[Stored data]
□ □ □
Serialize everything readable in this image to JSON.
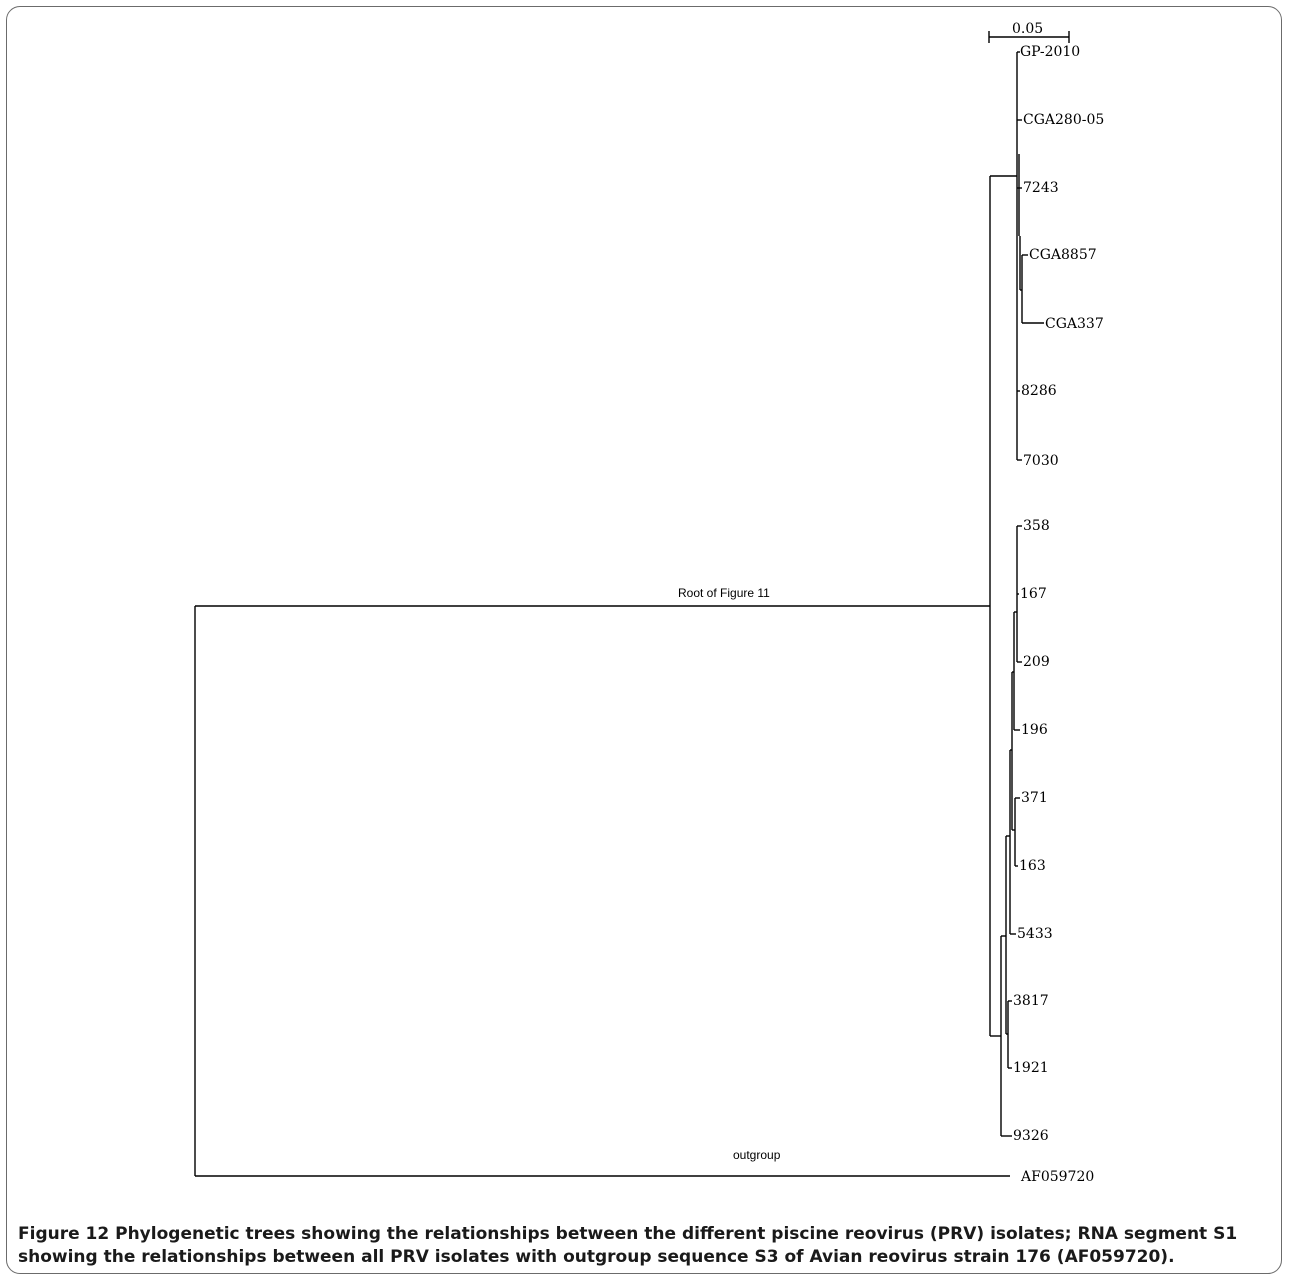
{
  "tree": {
    "scale_bar_label": "0.05",
    "scale_bar_value": 0.05,
    "root_label": "Root of Figure 11",
    "outgroup_label": "outgroup",
    "leaves": [
      "GP-2010",
      "CGA280-05",
      "7243",
      "CGA8857",
      "CGA337",
      "8286",
      "7030",
      "358",
      "167",
      "209",
      "196",
      "371",
      "163",
      "5433",
      "3817",
      "1921",
      "9326",
      "AF059720"
    ]
  },
  "caption": {
    "label": "Figure 12",
    "text": "Phylogenetic trees showing the relationships between the different piscine reovirus (PRV) isolates; RNA segment S1 showing the relationships between all PRV isolates with outgroup sequence S3 of Avian reovirus strain 176 (AF059720)."
  }
}
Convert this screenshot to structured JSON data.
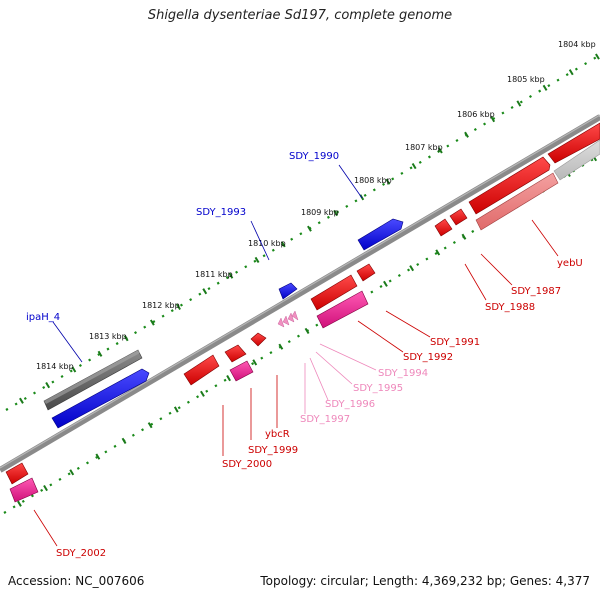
□ □ □
Working through the records, find each line containing the word "outgroup" and copy it.

[RESPONSE TO THIS TASK]
    "outgroup_label": "outgroup",
    "text": "Phylogenetic trees showing the relationships between the different piscine reovirus (PRV) isolates; RNA segment S1 showing the relationships between all PRV isolates with outgroup sequence S3 of Avian reovirus strain 176 (AF059720)."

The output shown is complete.